#### [EXERCISE DIRECTIONS]
Print all the data, keeping every line exactly as it is.

#### [AVAILABLE RECORDS]
+ + +

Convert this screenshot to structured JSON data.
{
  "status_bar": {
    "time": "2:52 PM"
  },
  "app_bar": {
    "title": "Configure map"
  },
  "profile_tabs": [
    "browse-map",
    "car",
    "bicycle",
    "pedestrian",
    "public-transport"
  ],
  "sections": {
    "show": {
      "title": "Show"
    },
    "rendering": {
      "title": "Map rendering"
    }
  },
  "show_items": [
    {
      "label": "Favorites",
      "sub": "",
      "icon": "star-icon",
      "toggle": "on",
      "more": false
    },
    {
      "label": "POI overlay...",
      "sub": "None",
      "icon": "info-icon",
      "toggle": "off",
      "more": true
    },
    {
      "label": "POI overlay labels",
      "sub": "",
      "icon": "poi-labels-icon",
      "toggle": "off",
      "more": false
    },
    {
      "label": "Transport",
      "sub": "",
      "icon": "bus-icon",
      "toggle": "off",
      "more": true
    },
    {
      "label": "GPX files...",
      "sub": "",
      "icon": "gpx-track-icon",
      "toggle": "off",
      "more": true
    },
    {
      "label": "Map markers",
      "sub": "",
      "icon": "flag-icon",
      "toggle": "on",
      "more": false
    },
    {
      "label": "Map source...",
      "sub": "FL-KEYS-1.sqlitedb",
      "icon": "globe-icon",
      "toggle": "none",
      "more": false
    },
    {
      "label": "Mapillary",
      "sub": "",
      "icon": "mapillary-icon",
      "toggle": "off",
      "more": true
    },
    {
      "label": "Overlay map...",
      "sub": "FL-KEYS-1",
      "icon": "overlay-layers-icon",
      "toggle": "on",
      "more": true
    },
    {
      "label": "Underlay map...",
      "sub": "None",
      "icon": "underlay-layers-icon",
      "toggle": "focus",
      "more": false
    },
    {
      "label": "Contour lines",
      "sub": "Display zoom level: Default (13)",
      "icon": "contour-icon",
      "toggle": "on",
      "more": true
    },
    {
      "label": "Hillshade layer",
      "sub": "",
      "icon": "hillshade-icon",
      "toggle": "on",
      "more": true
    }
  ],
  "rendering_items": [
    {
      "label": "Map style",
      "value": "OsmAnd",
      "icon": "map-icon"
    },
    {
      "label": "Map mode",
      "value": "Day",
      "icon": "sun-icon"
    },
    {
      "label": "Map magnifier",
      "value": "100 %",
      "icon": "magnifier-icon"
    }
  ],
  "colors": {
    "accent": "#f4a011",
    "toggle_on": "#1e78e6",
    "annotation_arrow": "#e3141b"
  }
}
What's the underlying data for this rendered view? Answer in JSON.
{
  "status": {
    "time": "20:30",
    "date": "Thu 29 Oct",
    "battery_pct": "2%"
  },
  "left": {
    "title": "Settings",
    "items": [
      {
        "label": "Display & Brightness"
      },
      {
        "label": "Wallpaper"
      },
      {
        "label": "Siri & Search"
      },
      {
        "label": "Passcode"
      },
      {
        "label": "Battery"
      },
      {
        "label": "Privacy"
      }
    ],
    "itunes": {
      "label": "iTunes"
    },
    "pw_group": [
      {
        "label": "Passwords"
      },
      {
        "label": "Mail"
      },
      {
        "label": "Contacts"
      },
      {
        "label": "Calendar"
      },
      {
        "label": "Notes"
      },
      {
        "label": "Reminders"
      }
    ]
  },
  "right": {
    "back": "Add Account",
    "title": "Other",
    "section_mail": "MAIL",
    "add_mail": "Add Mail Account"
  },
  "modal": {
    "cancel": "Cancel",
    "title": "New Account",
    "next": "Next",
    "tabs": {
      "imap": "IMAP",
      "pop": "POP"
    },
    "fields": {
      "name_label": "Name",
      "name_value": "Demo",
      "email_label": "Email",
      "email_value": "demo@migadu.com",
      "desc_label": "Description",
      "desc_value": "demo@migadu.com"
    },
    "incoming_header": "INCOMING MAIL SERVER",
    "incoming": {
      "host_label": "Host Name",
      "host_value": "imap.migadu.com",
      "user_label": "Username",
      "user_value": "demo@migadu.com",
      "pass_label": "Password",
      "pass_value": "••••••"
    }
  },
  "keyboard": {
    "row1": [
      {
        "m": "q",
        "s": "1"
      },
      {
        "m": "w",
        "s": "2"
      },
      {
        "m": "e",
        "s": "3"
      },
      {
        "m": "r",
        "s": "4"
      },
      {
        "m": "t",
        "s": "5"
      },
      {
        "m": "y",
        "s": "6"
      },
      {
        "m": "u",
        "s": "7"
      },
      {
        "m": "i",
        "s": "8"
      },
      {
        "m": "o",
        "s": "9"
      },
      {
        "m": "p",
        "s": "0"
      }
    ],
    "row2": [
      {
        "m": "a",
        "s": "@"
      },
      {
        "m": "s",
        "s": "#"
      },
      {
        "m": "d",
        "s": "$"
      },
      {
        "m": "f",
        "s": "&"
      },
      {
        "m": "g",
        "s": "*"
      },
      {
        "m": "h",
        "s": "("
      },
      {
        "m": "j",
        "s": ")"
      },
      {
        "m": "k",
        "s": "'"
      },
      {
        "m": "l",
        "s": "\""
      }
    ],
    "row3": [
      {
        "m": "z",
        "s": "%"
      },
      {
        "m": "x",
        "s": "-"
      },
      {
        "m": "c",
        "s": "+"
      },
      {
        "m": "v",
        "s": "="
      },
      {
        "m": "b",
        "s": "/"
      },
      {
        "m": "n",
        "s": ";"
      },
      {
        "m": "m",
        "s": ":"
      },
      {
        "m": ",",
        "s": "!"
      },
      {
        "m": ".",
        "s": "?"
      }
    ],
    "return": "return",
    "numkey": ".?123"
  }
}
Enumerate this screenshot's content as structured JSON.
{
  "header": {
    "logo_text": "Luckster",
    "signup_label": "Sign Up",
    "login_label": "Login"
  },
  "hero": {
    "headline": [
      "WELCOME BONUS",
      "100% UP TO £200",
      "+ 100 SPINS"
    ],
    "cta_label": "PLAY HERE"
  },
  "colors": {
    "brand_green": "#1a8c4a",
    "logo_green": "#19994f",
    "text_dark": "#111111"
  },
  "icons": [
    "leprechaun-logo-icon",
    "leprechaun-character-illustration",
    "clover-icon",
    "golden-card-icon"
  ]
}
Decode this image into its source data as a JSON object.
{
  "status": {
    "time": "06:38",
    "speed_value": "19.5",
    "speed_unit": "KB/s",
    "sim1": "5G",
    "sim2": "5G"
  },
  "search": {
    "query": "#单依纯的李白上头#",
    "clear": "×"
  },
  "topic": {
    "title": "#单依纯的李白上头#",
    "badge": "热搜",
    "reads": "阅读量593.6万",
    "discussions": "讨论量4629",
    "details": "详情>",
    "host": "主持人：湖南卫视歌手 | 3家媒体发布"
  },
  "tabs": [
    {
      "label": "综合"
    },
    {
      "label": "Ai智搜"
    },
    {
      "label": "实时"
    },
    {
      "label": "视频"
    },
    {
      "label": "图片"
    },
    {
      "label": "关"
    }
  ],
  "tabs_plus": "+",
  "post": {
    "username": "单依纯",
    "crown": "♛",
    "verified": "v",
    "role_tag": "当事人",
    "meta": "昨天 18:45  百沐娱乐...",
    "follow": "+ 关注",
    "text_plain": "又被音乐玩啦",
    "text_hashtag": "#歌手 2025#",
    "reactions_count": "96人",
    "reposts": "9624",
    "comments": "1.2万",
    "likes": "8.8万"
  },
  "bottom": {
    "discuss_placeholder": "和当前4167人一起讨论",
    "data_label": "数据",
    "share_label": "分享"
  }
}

+ + +

#### [EXERCISE ANSWER]
Convert this screenshot to structured JSON data.
{
  "status_bar": {
    "time": "2:52 PM"
  },
  "app_bar": {
    "title": "Configure map"
  },
  "profile_tabs": [
    "browse-map",
    "car",
    "bicycle",
    "pedestrian",
    "public-transport"
  ],
  "sections": {
    "show": {
      "title": "Show"
    },
    "rendering": {
      "title": "Map rendering"
    }
  },
  "show_items": [
    {
      "label": "Favorites",
      "sub": "",
      "icon": "star-icon",
      "toggle": "on",
      "more": false
    },
    {
      "label": "POI overlay...",
      "sub": "None",
      "icon": "info-icon",
      "toggle": "off",
      "more": true
    },
    {
      "label": "POI overlay labels",
      "sub": "",
      "icon": "poi-labels-icon",
      "toggle": "off",
      "more": false
    },
    {
      "label": "Transport",
      "sub": "",
      "icon": "bus-icon",
      "toggle": "off",
      "more": true
    },
    {
      "label": "GPX files...",
      "sub": "",
      "icon": "gpx-track-icon",
      "toggle": "off",
      "more": true
    },
    {
      "label": "Map markers",
      "sub": "",
      "icon": "flag-icon",
      "toggle": "on",
      "more": false
    },
    {
      "label": "Map source...",
      "sub": "FL-KEYS-1.sqlitedb",
      "icon": "globe-icon",
      "toggle": "none",
      "more": false
    },
    {
      "label": "Mapillary",
      "sub": "",
      "icon": "mapillary-icon",
      "toggle": "off",
      "more": true
    },
    {
      "label": "Overlay map...",
      "sub": "FL-KEYS-1",
      "icon": "overlay-layers-icon",
      "toggle": "on",
      "more": true
    },
    {
      "label": "Underlay map...",
      "sub": "None",
      "icon": "underlay-layers-icon",
      "toggle": "focus",
      "more": false
    },
    {
      "label": "Contour lines",
      "sub": "Display zoom level: Default (13)",
      "icon": "contour-icon",
      "toggle": "on",
      "more": true
    },
    {
      "label": "Hillshade layer",
      "sub": "",
      "icon": "hillshade-icon",
      "toggle": "on",
      "more": true
    }
  ],
  "rendering_items": [
    {
      "label": "Map style",
      "value": "OsmAnd",
      "icon": "map-icon"
    },
    {
      "label": "Map mode",
      "value": "Day",
      "icon": "sun-icon"
    },
    {
      "label": "Map magnifier",
      "value": "100 %",
      "icon": "magnifier-icon"
    }
  ],
  "colors": {
    "accent": "#f4a011",
    "toggle_on": "#1e78e6",
    "annotation_arrow": "#e3141b"
  }
}
What's the underlying data for this rendered view? Answer in JSON.
{
  "status": {
    "time": "20:30",
    "date": "Thu 29 Oct",
    "battery_pct": "2%"
  },
  "left": {
    "title": "Settings",
    "items": [
      {
        "label": "Display & Brightness"
      },
      {
        "label": "Wallpaper"
      },
      {
        "label": "Siri & Search"
      },
      {
        "label": "Passcode"
      },
      {
        "label": "Battery"
      },
      {
        "label": "Privacy"
      }
    ],
    "itunes": {
      "label": "iTunes"
    },
    "pw_group": [
      {
        "label": "Passwords"
      },
      {
        "label": "Mail"
      },
      {
        "label": "Contacts"
      },
      {
        "label": "Calendar"
      },
      {
        "label": "Notes"
      },
      {
        "label": "Reminders"
      }
    ]
  },
  "right": {
    "back": "Add Account",
    "title": "Other",
    "section_mail": "MAIL",
    "add_mail": "Add Mail Account"
  },
  "modal": {
    "cancel": "Cancel",
    "title": "New Account",
    "next": "Next",
    "tabs": {
      "imap": "IMAP",
      "pop": "POP"
    },
    "fields": {
      "name_label": "Name",
      "name_value": "Demo",
      "email_label": "Email",
      "email_value": "demo@migadu.com",
      "desc_label": "Description",
      "desc_value": "demo@migadu.com"
    },
    "incoming_header": "INCOMING MAIL SERVER",
    "incoming": {
      "host_label": "Host Name",
      "host_value": "imap.migadu.com",
      "user_label": "Username",
      "user_value": "demo@migadu.com",
      "pass_label": "Password",
      "pass_value": "••••••"
    }
  },
  "keyboard": {
    "row1": [
      {
        "m": "q",
        "s": "1"
      },
      {
        "m": "w",
        "s": "2"
      },
      {
        "m": "e",
        "s": "3"
      },
      {
        "m": "r",
        "s": "4"
      },
      {
        "m": "t",
        "s": "5"
      },
      {
        "m": "y",
        "s": "6"
      },
      {
        "m": "u",
        "s": "7"
      },
      {
        "m": "i",
        "s": "8"
      },
      {
        "m": "o",
        "s": "9"
      },
      {
        "m": "p",
        "s": "0"
      }
    ],
    "row2": [
      {
        "m": "a",
        "s": "@"
      },
      {
        "m": "s",
        "s": "#"
      },
      {
        "m": "d",
        "s": "$"
      },
      {
        "m": "f",
        "s": "&"
      },
      {
        "m": "g",
        "s": "*"
      },
      {
        "m": "h",
        "s": "("
      },
      {
        "m": "j",
        "s": ")"
      },
      {
        "m": "k",
        "s": "'"
      },
      {
        "m": "l",
        "s": "\""
      }
    ],
    "row3": [
      {
        "m": "z",
        "s": "%"
      },
      {
        "m": "x",
        "s": "-"
      },
      {
        "m": "c",
        "s": "+"
      },
      {
        "m": "v",
        "s": "="
      },
      {
        "m": "b",
        "s": "/"
      },
      {
        "m": "n",
        "s": ";"
      },
      {
        "m": "m",
        "s": ":"
      },
      {
        "m": ",",
        "s": "!"
      },
      {
        "m": ".",
        "s": "?"
      }
    ],
    "return": "return",
    "numkey": ".?123"
  }
}
Enumerate this screenshot's content as structured JSON.
{
  "header": {
    "logo_text": "Luckster",
    "signup_label": "Sign Up",
    "login_label": "Login"
  },
  "hero": {
    "headline": [
      "WELCOME BONUS",
      "100% UP TO £200",
      "+ 100 SPINS"
    ],
    "cta_label": "PLAY HERE"
  },
  "colors": {
    "brand_green": "#1a8c4a",
    "logo_green": "#19994f",
    "text_dark": "#111111"
  },
  "icons": [
    "leprechaun-logo-icon",
    "leprechaun-character-illustration",
    "clover-icon",
    "golden-card-icon"
  ]
}
Decode this image into its source data as a JSON object.
{
  "status": {
    "time": "06:38",
    "speed_value": "19.5",
    "speed_unit": "KB/s",
    "sim1": "5G",
    "sim2": "5G"
  },
  "search": {
    "query": "#单依纯的李白上头#",
    "clear": "×"
  },
  "topic": {
    "title": "#单依纯的李白上头#",
    "badge": "热搜",
    "reads": "阅读量593.6万",
    "discussions": "讨论量4629",
    "details": "详情>",
    "host": "主持人：湖南卫视歌手 | 3家媒体发布"
  },
  "tabs": [
    {
      "label": "综合"
    },
    {
      "label": "Ai智搜"
    },
    {
      "label": "实时"
    },
    {
      "label": "视频"
    },
    {
      "label": "图片"
    },
    {
      "label": "关"
    }
  ],
  "tabs_plus": "+",
  "post": {
    "username": "单依纯",
    "crown": "♛",
    "verified": "v",
    "role_tag": "当事人",
    "meta": "昨天 18:45  百沐娱乐...",
    "follow": "+ 关注",
    "text_plain": "又被音乐玩啦",
    "text_hashtag": "#歌手 2025#",
    "reactions_count": "96人",
    "reposts": "9624",
    "comments": "1.2万",
    "likes": "8.8万"
  },
  "bottom": {
    "discuss_placeholder": "和当前4167人一起讨论",
    "data_label": "数据",
    "share_label": "分享"
  }
}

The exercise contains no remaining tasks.